◆ **WHAT YOU HAVE TO DO**
Could every line of the data be printed exactly as it reads?

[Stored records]
* * * *

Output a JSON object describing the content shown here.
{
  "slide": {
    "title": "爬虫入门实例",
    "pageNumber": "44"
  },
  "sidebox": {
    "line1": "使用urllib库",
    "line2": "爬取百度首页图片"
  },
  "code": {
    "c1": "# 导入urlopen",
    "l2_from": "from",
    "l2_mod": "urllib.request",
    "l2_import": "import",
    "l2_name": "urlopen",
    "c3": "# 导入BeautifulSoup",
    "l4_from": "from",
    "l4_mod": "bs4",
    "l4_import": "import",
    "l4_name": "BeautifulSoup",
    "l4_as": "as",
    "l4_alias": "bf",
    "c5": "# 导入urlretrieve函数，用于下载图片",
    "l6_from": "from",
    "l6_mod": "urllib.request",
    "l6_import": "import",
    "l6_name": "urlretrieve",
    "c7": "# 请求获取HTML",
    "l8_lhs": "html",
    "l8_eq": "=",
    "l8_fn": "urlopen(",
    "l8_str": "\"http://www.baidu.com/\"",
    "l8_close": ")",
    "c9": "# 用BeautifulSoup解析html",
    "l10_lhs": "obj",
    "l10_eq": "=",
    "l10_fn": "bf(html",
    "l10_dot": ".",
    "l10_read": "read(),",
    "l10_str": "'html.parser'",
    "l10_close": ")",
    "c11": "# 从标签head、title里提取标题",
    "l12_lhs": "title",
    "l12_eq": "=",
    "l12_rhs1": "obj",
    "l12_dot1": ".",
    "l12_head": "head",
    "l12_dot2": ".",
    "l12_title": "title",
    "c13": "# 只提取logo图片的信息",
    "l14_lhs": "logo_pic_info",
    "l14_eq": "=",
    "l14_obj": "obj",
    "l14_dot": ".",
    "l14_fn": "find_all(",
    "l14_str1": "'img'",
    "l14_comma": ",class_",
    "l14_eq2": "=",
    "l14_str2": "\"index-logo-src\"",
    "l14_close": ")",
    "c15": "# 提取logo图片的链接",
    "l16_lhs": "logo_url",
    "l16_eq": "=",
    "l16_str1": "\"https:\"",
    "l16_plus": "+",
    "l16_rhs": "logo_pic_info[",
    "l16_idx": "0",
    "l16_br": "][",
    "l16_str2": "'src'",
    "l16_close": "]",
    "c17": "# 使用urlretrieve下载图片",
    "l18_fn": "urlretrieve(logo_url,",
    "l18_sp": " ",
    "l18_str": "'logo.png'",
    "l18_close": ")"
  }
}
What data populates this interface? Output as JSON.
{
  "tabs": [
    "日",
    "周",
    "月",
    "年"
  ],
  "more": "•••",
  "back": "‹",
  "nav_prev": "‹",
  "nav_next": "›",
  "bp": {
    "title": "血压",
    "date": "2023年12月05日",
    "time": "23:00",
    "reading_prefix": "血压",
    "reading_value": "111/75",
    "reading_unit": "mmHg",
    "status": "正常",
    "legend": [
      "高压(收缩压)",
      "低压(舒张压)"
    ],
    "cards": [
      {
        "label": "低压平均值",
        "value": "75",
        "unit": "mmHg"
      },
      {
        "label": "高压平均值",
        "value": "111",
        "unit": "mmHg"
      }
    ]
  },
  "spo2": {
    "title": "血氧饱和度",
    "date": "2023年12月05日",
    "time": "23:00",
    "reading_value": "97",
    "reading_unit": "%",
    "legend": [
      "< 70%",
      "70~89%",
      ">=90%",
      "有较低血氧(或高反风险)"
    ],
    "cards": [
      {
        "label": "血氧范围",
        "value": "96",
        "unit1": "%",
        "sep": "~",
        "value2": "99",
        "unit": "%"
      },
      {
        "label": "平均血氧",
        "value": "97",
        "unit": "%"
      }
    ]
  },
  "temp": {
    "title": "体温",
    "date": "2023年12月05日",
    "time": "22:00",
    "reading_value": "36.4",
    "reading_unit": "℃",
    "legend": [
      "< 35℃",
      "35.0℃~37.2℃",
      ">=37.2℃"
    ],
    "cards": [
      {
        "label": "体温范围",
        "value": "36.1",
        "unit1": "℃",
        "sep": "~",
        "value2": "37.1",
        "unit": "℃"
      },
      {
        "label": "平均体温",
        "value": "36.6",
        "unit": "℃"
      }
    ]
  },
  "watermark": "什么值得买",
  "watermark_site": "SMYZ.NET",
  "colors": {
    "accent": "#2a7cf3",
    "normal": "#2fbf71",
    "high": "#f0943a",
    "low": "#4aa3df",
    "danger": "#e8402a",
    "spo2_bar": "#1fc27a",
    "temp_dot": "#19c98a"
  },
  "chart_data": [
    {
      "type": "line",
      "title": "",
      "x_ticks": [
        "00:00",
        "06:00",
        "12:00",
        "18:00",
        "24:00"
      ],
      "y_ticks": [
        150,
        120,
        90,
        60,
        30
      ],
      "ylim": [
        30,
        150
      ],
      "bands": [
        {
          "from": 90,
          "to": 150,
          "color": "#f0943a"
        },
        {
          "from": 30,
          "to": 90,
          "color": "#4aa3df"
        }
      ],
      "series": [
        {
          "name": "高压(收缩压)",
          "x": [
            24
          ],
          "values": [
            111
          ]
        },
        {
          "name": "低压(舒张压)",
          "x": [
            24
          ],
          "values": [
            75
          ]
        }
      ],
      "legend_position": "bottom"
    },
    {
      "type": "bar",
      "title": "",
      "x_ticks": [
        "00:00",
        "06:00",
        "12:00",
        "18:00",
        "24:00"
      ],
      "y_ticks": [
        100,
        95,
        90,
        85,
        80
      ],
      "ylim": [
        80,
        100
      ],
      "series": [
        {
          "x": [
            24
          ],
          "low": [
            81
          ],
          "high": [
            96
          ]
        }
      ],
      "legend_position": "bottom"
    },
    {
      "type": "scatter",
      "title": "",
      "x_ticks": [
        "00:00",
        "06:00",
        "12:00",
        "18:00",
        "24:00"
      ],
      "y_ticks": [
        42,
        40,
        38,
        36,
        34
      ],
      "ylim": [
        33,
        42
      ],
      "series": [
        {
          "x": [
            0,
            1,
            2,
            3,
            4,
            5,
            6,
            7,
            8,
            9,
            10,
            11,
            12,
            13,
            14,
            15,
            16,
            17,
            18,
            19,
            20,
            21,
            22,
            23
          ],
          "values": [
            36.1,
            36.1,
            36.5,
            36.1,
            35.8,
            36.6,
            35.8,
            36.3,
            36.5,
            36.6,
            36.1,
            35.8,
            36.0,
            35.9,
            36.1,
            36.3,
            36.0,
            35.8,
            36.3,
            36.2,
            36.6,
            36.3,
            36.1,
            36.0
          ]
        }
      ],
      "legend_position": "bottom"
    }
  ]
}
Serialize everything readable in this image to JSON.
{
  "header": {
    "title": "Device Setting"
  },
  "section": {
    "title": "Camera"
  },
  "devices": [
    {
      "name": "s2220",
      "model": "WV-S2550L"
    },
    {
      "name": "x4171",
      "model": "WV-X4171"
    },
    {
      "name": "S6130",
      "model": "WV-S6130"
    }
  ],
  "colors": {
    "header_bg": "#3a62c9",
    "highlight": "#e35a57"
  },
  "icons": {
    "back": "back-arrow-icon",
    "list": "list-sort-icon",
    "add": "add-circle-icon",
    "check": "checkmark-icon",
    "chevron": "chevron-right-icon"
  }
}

* * * *

◆ **WRITTEN SOLUTION**
Output a JSON object describing the content shown here.
{
  "slide": {
    "title": "爬虫入门实例",
    "pageNumber": "44"
  },
  "sidebox": {
    "line1": "使用urllib库",
    "line2": "爬取百度首页图片"
  },
  "code": {
    "c1": "# 导入urlopen",
    "l2_from": "from",
    "l2_mod": "urllib.request",
    "l2_import": "import",
    "l2_name": "urlopen",
    "c3": "# 导入BeautifulSoup",
    "l4_from": "from",
    "l4_mod": "bs4",
    "l4_import": "import",
    "l4_name": "BeautifulSoup",
    "l4_as": "as",
    "l4_alias": "bf",
    "c5": "# 导入urlretrieve函数，用于下载图片",
    "l6_from": "from",
    "l6_mod": "urllib.request",
    "l6_import": "import",
    "l6_name": "urlretrieve",
    "c7": "# 请求获取HTML",
    "l8_lhs": "html",
    "l8_eq": "=",
    "l8_fn": "urlopen(",
    "l8_str": "\"http://www.baidu.com/\"",
    "l8_close": ")",
    "c9": "# 用BeautifulSoup解析html",
    "l10_lhs": "obj",
    "l10_eq": "=",
    "l10_fn": "bf(html",
    "l10_dot": ".",
    "l10_read": "read(),",
    "l10_str": "'html.parser'",
    "l10_close": ")",
    "c11": "# 从标签head、title里提取标题",
    "l12_lhs": "title",
    "l12_eq": "=",
    "l12_rhs1": "obj",
    "l12_dot1": ".",
    "l12_head": "head",
    "l12_dot2": ".",
    "l12_title": "title",
    "c13": "# 只提取logo图片的信息",
    "l14_lhs": "logo_pic_info",
    "l14_eq": "=",
    "l14_obj": "obj",
    "l14_dot": ".",
    "l14_fn": "find_all(",
    "l14_str1": "'img'",
    "l14_comma": ",class_",
    "l14_eq2": "=",
    "l14_str2": "\"index-logo-src\"",
    "l14_close": ")",
    "c15": "# 提取logo图片的链接",
    "l16_lhs": "logo_url",
    "l16_eq": "=",
    "l16_str1": "\"https:\"",
    "l16_plus": "+",
    "l16_rhs": "logo_pic_info[",
    "l16_idx": "0",
    "l16_br": "][",
    "l16_str2": "'src'",
    "l16_close": "]",
    "c17": "# 使用urlretrieve下载图片",
    "l18_fn": "urlretrieve(logo_url,",
    "l18_sp": " ",
    "l18_str": "'logo.png'",
    "l18_close": ")"
  }
}
What data populates this interface? Output as JSON.
{
  "tabs": [
    "日",
    "周",
    "月",
    "年"
  ],
  "more": "•••",
  "back": "‹",
  "nav_prev": "‹",
  "nav_next": "›",
  "bp": {
    "title": "血压",
    "date": "2023年12月05日",
    "time": "23:00",
    "reading_prefix": "血压",
    "reading_value": "111/75",
    "reading_unit": "mmHg",
    "status": "正常",
    "legend": [
      "高压(收缩压)",
      "低压(舒张压)"
    ],
    "cards": [
      {
        "label": "低压平均值",
        "value": "75",
        "unit": "mmHg"
      },
      {
        "label": "高压平均值",
        "value": "111",
        "unit": "mmHg"
      }
    ]
  },
  "spo2": {
    "title": "血氧饱和度",
    "date": "2023年12月05日",
    "time": "23:00",
    "reading_value": "97",
    "reading_unit": "%",
    "legend": [
      "< 70%",
      "70~89%",
      ">=90%",
      "有较低血氧(或高反风险)"
    ],
    "cards": [
      {
        "label": "血氧范围",
        "value": "96",
        "unit1": "%",
        "sep": "~",
        "value2": "99",
        "unit": "%"
      },
      {
        "label": "平均血氧",
        "value": "97",
        "unit": "%"
      }
    ]
  },
  "temp": {
    "title": "体温",
    "date": "2023年12月05日",
    "time": "22:00",
    "reading_value": "36.4",
    "reading_unit": "℃",
    "legend": [
      "< 35℃",
      "35.0℃~37.2℃",
      ">=37.2℃"
    ],
    "cards": [
      {
        "label": "体温范围",
        "value": "36.1",
        "unit1": "℃",
        "sep": "~",
        "value2": "37.1",
        "unit": "℃"
      },
      {
        "label": "平均体温",
        "value": "36.6",
        "unit": "℃"
      }
    ]
  },
  "watermark": "什么值得买",
  "watermark_site": "SMYZ.NET",
  "colors": {
    "accent": "#2a7cf3",
    "normal": "#2fbf71",
    "high": "#f0943a",
    "low": "#4aa3df",
    "danger": "#e8402a",
    "spo2_bar": "#1fc27a",
    "temp_dot": "#19c98a"
  },
  "chart_data": [
    {
      "type": "line",
      "title": "",
      "x_ticks": [
        "00:00",
        "06:00",
        "12:00",
        "18:00",
        "24:00"
      ],
      "y_ticks": [
        150,
        120,
        90,
        60,
        30
      ],
      "ylim": [
        30,
        150
      ],
      "bands": [
        {
          "from": 90,
          "to": 150,
          "color": "#f0943a"
        },
        {
          "from": 30,
          "to": 90,
          "color": "#4aa3df"
        }
      ],
      "series": [
        {
          "name": "高压(收缩压)",
          "x": [
            24
          ],
          "values": [
            111
          ]
        },
        {
          "name": "低压(舒张压)",
          "x": [
            24
          ],
          "values": [
            75
          ]
        }
      ],
      "legend_position": "bottom"
    },
    {
      "type": "bar",
      "title": "",
      "x_ticks": [
        "00:00",
        "06:00",
        "12:00",
        "18:00",
        "24:00"
      ],
      "y_ticks": [
        100,
        95,
        90,
        85,
        80
      ],
      "ylim": [
        80,
        100
      ],
      "series": [
        {
          "x": [
            24
          ],
          "low": [
            81
          ],
          "high": [
            96
          ]
        }
      ],
      "legend_position": "bottom"
    },
    {
      "type": "scatter",
      "title": "",
      "x_ticks": [
        "00:00",
        "06:00",
        "12:00",
        "18:00",
        "24:00"
      ],
      "y_ticks": [
        42,
        40,
        38,
        36,
        34
      ],
      "ylim": [
        33,
        42
      ],
      "series": [
        {
          "x": [
            0,
            1,
            2,
            3,
            4,
            5,
            6,
            7,
            8,
            9,
            10,
            11,
            12,
            13,
            14,
            15,
            16,
            17,
            18,
            19,
            20,
            21,
            22,
            23
          ],
          "values": [
            36.1,
            36.1,
            36.5,
            36.1,
            35.8,
            36.6,
            35.8,
            36.3,
            36.5,
            36.6,
            36.1,
            35.8,
            36.0,
            35.9,
            36.1,
            36.3,
            36.0,
            35.8,
            36.3,
            36.2,
            36.6,
            36.3,
            36.1,
            36.0
          ]
        }
      ],
      "legend_position": "bottom"
    }
  ]
}
Serialize everything readable in this image to JSON.
{
  "header": {
    "title": "Device Setting"
  },
  "section": {
    "title": "Camera"
  },
  "devices": [
    {
      "name": "s2220",
      "model": "WV-S2550L"
    },
    {
      "name": "x4171",
      "model": "WV-X4171"
    },
    {
      "name": "S6130",
      "model": "WV-S6130"
    }
  ],
  "colors": {
    "header_bg": "#3a62c9",
    "highlight": "#e35a57"
  },
  "icons": {
    "back": "back-arrow-icon",
    "list": "list-sort-icon",
    "add": "add-circle-icon",
    "check": "checkmark-icon",
    "chevron": "chevron-right-icon"
  }
}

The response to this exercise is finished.